Set of tasks.
- 1) Answer these questions using the hurricane article:
(a) Where were the writer and others invited to discuss the weather?
(b) What job did the writer hold?
(c) What name did the writer give the file where the hurricane information was stored?
- 2) Transcribe everything in the hurricane article from "Only when facing" down to "and cucumber sandwiches!".

Source document.

########

Life lessons in a crisis!

What do we learn about ourselves when facing a crisis?

Only when facing challenges, do we ever really know our own limits and capabilities

We were invited to the Residence of the British Consulate in Barbados to discuss the weather over afternoon tea and cucumber sandwiches!

Well, more specifically, the oncoming Hurricane season in the Caribbean! Experts were predicting a change in atmospheric conditions, which could mean that future hurricanes would be stronger and potentially more devastating to the islands . I was Area Manager of the Caribbean for a Travel Company, based in Barbados and the consulate had invited those involved in tourism on the island to discuss the Hurricane Preparedness of Hotels and Tour Operators following the meeting, I contacted all our hoteliers in the Caribbean to understand their Hurricane Action Plans in the event of an oncoming hurricane. The response was interesting, varying from those who had strong and well-thought-through management plans to those who had none! One hotelier told me in a wonderful Bajan accent:

Pamela, don’t you go worrying your head about that! Hurricanes never hit Barbados Man; we are invincible

A couple of months passed, and I had filed all my information away in my “Hurricane – never gonna happen” file!

########

Given entries.
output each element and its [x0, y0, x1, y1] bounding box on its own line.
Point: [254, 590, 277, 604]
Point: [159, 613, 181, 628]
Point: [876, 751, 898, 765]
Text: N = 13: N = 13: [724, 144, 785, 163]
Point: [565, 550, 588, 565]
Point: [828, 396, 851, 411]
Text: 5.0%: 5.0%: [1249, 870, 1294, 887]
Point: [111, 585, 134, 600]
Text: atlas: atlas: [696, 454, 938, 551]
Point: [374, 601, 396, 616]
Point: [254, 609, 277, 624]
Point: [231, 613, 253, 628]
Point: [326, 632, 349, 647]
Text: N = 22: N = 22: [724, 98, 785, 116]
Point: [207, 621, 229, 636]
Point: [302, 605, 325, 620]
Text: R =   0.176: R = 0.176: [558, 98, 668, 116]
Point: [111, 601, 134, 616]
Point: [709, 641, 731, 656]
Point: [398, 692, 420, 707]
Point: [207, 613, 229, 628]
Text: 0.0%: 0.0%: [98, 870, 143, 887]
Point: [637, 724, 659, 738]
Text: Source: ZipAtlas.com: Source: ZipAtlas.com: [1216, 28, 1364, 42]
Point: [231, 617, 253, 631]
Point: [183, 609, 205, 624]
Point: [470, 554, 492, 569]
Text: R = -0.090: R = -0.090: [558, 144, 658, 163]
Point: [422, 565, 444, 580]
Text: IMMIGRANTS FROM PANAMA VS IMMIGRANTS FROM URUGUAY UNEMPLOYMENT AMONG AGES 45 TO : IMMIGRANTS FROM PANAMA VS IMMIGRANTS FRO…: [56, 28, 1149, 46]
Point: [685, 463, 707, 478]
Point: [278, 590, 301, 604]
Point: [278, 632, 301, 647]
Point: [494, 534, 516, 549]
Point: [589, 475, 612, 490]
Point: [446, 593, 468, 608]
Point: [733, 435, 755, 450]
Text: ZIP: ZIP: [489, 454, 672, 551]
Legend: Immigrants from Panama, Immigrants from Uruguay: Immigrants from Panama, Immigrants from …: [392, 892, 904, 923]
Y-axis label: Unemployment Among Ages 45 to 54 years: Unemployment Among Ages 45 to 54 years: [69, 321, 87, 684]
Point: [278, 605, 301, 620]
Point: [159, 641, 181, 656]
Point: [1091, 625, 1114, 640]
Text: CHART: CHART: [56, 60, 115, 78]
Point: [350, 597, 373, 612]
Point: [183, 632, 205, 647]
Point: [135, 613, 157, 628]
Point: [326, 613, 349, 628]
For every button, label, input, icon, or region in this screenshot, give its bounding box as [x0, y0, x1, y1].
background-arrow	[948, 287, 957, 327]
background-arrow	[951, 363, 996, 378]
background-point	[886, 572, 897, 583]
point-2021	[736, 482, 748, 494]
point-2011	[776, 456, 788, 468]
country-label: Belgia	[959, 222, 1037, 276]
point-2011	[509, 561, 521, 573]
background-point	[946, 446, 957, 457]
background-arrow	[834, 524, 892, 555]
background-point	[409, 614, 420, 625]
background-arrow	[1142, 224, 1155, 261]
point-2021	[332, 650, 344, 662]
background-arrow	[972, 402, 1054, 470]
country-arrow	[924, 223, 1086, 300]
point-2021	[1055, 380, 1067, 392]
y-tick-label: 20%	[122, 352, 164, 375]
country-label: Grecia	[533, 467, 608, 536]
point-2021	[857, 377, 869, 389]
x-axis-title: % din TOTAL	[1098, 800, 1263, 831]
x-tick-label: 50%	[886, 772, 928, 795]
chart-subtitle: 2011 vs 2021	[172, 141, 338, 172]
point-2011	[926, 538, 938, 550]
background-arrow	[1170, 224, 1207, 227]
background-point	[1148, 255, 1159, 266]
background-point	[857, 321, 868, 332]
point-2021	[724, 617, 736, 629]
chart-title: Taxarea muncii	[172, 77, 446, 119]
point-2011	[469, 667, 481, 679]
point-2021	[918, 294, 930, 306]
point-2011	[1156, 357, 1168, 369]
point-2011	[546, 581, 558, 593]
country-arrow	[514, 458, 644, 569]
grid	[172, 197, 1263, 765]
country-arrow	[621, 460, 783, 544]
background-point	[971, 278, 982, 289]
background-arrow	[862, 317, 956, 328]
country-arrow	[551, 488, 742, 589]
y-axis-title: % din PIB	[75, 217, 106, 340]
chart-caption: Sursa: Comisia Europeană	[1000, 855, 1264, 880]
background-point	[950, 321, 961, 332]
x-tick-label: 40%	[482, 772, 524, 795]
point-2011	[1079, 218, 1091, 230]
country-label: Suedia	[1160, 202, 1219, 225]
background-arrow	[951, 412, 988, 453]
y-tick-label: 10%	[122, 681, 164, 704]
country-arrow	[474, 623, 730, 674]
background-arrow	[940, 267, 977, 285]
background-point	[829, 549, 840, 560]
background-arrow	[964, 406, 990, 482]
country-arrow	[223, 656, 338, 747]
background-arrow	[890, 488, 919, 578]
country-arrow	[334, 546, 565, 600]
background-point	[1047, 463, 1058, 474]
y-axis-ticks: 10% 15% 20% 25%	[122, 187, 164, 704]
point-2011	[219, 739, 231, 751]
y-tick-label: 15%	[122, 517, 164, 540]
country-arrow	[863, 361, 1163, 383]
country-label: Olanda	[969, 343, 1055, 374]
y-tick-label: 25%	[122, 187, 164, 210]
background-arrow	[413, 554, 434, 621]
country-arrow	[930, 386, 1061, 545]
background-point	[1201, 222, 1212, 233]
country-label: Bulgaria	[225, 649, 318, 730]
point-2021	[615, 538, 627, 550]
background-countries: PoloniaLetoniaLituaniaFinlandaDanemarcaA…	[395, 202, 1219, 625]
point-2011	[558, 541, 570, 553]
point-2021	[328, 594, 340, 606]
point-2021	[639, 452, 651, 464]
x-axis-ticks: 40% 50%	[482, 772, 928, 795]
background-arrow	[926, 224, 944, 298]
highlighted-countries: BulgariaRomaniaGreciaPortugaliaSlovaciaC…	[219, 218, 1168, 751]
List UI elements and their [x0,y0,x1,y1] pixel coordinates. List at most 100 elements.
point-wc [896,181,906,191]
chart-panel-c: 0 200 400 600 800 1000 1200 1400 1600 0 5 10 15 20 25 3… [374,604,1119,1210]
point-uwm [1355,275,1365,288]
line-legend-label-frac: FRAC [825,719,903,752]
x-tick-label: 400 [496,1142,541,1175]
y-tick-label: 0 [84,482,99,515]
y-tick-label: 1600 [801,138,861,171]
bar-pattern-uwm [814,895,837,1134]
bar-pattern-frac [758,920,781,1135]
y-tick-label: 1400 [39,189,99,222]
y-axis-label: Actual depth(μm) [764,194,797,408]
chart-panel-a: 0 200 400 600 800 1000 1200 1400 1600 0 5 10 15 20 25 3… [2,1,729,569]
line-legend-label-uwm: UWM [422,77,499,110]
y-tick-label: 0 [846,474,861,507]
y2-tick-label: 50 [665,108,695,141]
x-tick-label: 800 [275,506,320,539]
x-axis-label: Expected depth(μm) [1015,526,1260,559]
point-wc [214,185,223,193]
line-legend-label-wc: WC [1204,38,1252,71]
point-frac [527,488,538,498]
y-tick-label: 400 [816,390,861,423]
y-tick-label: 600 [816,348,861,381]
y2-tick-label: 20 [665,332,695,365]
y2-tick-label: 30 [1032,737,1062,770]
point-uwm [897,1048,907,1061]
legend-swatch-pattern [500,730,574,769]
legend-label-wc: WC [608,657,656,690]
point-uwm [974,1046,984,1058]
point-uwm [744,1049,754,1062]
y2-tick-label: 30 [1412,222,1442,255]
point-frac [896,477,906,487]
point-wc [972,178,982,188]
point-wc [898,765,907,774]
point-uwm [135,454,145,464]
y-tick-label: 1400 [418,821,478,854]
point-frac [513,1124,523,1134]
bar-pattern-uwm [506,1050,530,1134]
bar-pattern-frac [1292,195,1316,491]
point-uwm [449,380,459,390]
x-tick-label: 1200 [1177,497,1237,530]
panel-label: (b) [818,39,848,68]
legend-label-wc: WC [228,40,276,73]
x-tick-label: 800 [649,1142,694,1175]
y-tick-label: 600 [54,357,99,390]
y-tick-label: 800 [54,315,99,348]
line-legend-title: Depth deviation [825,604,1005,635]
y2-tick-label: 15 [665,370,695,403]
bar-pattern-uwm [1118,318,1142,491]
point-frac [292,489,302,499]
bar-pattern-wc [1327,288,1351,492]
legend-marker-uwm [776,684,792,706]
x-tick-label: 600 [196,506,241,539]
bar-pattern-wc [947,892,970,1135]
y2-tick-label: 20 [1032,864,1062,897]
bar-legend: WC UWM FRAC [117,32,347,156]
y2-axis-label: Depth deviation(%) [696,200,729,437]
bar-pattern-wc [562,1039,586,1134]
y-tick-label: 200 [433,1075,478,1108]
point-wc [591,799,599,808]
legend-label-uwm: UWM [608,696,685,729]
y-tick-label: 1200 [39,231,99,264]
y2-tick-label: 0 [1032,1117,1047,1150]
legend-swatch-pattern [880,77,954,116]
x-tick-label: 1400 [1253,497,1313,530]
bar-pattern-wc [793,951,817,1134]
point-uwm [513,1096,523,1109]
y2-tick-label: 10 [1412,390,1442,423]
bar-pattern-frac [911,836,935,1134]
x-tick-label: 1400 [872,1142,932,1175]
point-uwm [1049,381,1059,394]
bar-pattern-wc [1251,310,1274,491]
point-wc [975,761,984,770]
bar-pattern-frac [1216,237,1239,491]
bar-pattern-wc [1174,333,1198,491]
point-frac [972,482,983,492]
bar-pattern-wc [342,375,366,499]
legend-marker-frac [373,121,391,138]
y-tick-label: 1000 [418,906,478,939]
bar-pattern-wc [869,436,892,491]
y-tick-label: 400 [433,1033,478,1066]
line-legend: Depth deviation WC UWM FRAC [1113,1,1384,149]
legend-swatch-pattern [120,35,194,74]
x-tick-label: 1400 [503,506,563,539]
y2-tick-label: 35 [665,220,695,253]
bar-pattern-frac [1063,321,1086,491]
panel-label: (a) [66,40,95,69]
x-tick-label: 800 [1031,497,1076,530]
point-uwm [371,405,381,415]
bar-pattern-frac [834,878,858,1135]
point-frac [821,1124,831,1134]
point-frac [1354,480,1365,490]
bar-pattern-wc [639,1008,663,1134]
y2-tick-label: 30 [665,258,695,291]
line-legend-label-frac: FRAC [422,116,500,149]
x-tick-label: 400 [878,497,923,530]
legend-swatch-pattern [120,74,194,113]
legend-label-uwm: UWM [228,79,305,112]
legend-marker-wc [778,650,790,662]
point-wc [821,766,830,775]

########

List of solutions.
- 1)
(a) The Residence of the British Consulate in Barbados.
(b) Area Manager of the Caribbean for a Travel Company, based in Barbados.
(c) "Hurricane – never gonna happen"

- 2)
Only when facing challenges, do we ever really know our own limits and capabilities

We were invited to the Residence of the British Consulate in Barbados to discuss the weather over afternoon tea and cucumber sandwiches!